TASK DESCRIPTION — Pick out all lines in the listing holding the string "China" and copy them.

DATASET —
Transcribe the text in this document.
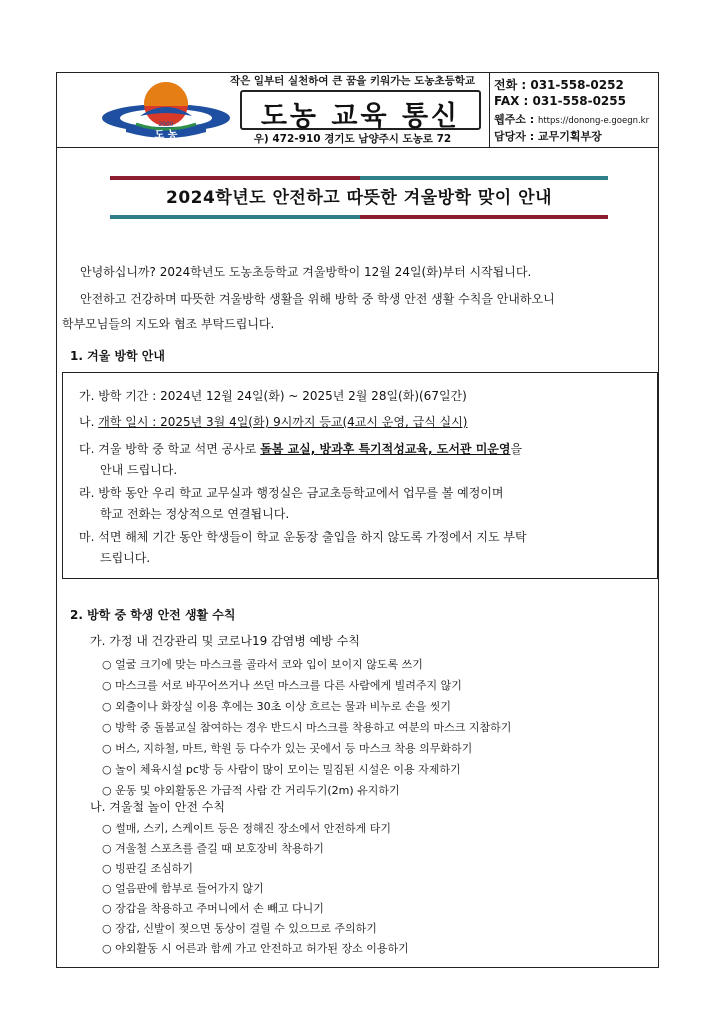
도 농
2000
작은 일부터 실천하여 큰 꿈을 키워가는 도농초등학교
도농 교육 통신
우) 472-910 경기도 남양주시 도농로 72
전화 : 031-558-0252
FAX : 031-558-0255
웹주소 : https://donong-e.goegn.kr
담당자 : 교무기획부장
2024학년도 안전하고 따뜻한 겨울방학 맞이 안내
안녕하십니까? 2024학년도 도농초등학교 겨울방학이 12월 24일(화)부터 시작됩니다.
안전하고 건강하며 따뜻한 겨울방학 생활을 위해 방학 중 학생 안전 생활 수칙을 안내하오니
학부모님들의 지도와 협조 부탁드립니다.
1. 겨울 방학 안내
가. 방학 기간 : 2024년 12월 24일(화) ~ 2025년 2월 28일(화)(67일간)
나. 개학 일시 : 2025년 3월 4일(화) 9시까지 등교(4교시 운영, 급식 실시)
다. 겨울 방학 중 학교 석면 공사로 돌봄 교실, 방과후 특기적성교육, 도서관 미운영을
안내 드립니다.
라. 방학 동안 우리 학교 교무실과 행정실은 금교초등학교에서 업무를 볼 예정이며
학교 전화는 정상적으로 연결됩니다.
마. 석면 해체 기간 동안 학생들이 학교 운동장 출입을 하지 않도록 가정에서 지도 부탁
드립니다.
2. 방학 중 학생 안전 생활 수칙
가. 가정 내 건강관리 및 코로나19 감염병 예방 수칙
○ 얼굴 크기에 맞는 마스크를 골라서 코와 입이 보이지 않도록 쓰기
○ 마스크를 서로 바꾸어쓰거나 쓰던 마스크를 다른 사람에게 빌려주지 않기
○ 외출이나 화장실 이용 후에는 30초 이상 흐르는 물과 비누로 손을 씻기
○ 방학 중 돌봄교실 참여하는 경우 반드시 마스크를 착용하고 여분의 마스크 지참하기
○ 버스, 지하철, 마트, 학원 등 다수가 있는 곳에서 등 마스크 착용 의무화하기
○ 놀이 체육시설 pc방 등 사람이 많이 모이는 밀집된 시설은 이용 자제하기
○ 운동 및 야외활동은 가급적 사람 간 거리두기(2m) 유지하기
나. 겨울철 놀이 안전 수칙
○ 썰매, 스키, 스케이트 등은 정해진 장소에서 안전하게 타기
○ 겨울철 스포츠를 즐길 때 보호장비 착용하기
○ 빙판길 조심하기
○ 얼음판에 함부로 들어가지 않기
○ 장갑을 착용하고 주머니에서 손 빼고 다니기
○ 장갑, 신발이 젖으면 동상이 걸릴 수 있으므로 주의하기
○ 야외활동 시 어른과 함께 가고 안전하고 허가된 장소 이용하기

* * *

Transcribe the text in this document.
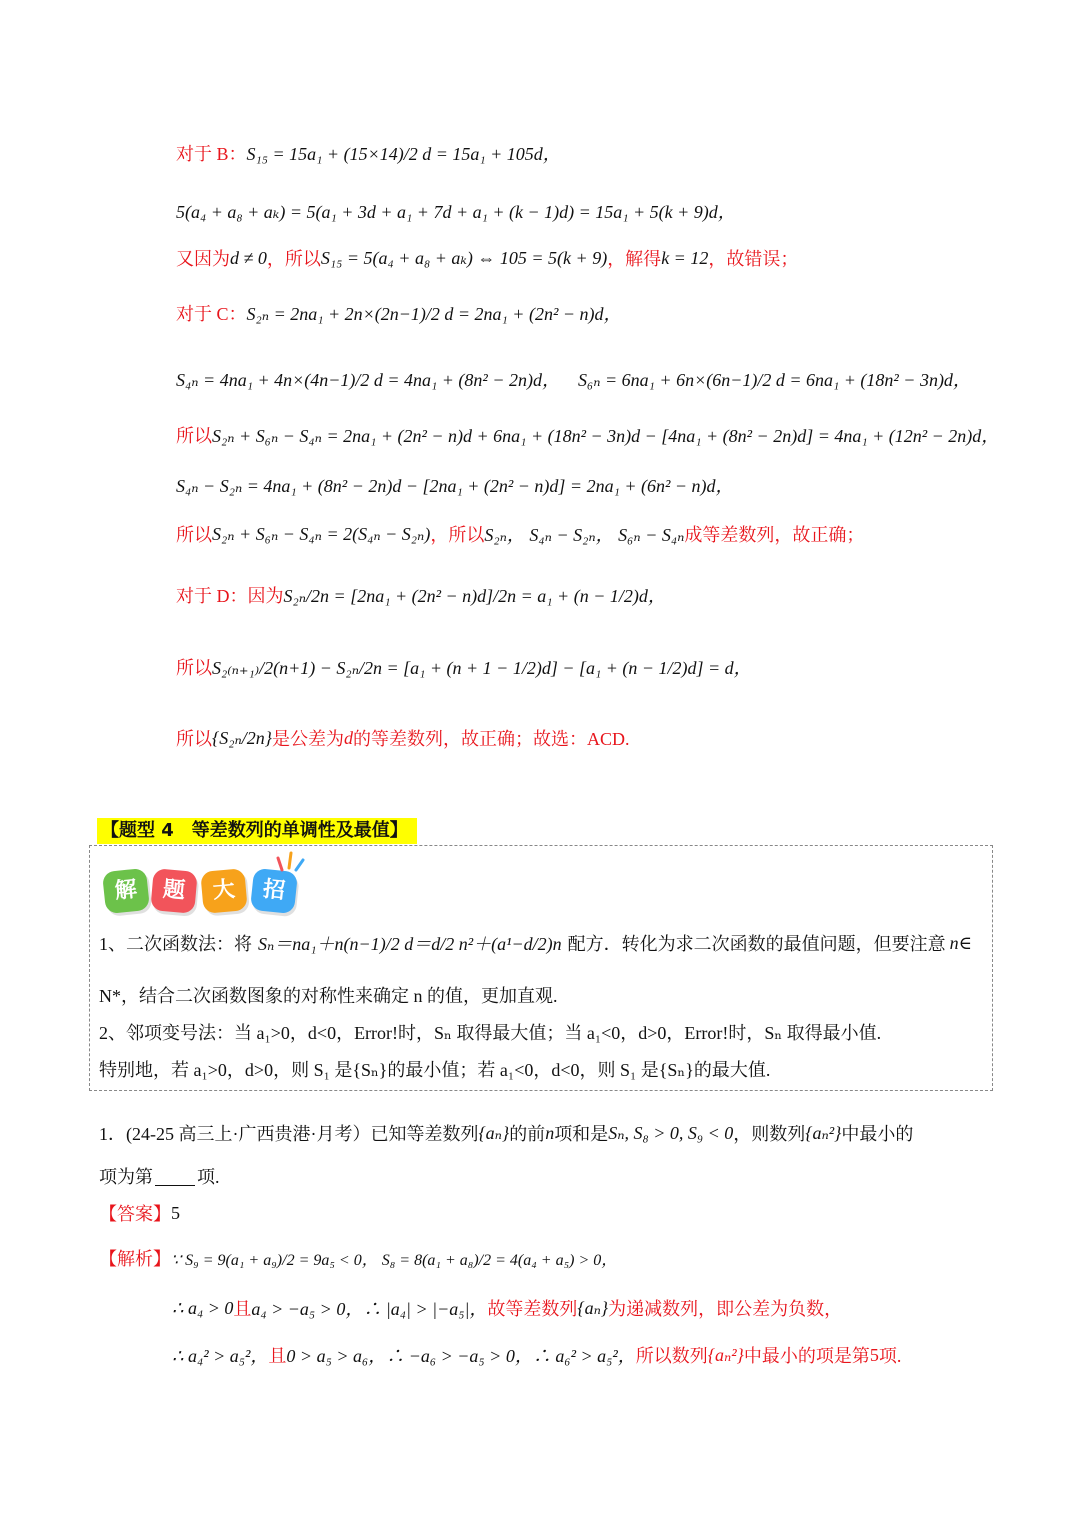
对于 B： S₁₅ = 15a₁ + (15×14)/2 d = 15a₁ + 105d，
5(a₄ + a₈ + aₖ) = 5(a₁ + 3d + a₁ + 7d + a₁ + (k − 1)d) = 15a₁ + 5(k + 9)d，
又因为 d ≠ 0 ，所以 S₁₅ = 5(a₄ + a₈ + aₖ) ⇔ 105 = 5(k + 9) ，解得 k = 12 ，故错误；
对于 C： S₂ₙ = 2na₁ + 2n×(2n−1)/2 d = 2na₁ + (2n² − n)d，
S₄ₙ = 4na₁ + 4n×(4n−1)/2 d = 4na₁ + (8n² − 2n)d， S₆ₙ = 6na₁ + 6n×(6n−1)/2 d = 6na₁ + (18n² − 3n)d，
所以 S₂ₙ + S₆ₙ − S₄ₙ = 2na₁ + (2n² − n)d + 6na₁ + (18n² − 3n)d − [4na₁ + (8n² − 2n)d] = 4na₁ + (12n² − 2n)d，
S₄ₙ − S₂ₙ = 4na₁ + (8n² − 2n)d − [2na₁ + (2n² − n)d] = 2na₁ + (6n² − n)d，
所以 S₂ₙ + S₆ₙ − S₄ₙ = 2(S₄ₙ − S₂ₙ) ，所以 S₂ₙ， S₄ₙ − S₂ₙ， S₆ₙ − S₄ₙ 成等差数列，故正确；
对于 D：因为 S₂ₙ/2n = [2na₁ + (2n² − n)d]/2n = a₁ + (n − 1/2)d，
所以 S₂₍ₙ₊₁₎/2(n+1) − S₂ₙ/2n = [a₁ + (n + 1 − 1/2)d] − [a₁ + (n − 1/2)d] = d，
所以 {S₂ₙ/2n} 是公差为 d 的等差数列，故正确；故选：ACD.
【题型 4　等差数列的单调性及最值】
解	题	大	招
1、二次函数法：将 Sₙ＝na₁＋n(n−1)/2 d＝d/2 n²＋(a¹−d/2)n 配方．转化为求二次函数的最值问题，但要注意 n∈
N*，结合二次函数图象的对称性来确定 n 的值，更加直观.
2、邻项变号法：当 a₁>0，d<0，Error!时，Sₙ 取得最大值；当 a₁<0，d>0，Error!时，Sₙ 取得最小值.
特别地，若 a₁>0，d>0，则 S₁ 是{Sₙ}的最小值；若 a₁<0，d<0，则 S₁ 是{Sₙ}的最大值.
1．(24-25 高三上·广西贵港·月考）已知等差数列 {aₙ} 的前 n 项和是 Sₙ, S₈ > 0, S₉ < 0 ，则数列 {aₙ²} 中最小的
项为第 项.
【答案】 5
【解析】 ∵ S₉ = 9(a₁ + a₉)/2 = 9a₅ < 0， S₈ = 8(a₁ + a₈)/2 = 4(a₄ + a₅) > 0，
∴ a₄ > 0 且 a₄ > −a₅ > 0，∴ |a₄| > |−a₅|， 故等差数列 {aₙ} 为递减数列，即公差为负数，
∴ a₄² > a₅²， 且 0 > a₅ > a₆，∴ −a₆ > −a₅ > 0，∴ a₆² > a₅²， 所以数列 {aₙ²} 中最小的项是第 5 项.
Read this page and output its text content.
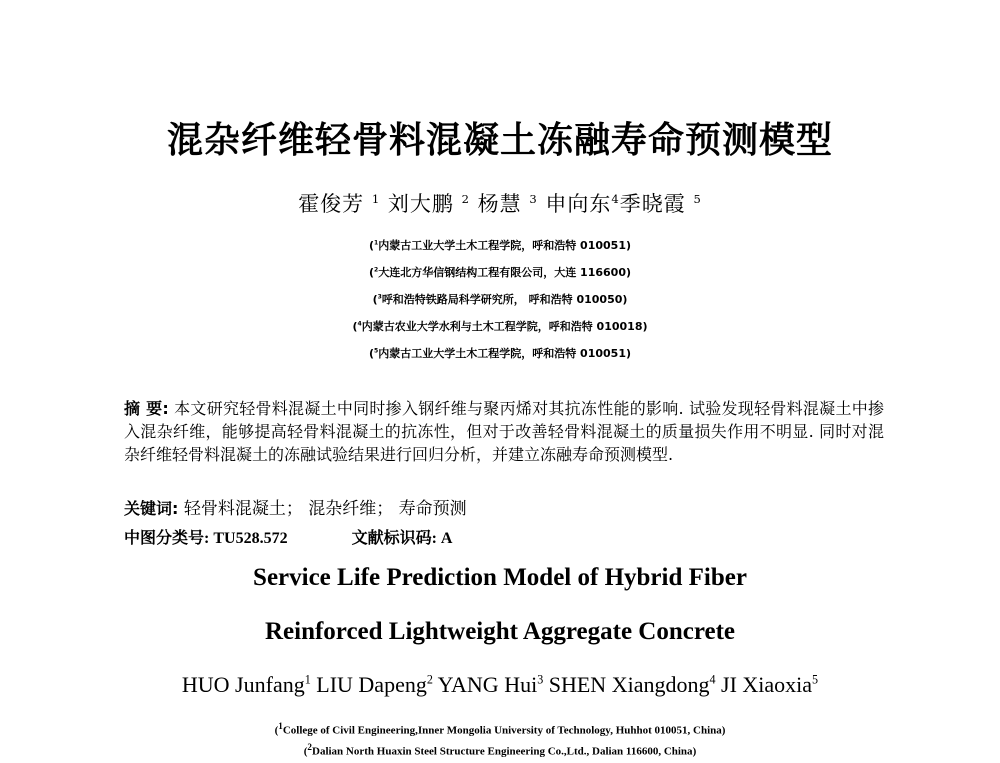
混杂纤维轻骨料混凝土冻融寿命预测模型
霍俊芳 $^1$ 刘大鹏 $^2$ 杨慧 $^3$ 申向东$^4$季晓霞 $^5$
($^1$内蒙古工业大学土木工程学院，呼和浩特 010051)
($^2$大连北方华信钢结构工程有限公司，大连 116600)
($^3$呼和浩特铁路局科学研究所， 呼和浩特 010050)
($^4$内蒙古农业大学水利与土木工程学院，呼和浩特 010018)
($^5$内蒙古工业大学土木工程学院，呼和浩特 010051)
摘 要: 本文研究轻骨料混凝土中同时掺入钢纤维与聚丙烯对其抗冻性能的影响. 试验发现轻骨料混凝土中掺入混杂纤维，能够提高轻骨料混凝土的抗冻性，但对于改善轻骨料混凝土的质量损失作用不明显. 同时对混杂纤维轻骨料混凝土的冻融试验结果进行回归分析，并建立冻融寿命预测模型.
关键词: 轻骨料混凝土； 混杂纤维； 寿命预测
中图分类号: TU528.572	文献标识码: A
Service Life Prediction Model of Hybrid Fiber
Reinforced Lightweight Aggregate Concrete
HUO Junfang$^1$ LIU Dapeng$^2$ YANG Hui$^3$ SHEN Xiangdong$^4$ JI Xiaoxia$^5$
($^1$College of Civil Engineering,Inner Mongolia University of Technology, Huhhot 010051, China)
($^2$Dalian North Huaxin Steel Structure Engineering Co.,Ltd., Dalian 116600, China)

WORKED ANSWER —
($^1$College of Civil Engineering,Inner Mongolia University of Technology, Huhhot 010051, China)
($^2$Dalian North Huaxin Steel Structure Engineering Co.,Ltd., Dalian 116600, China)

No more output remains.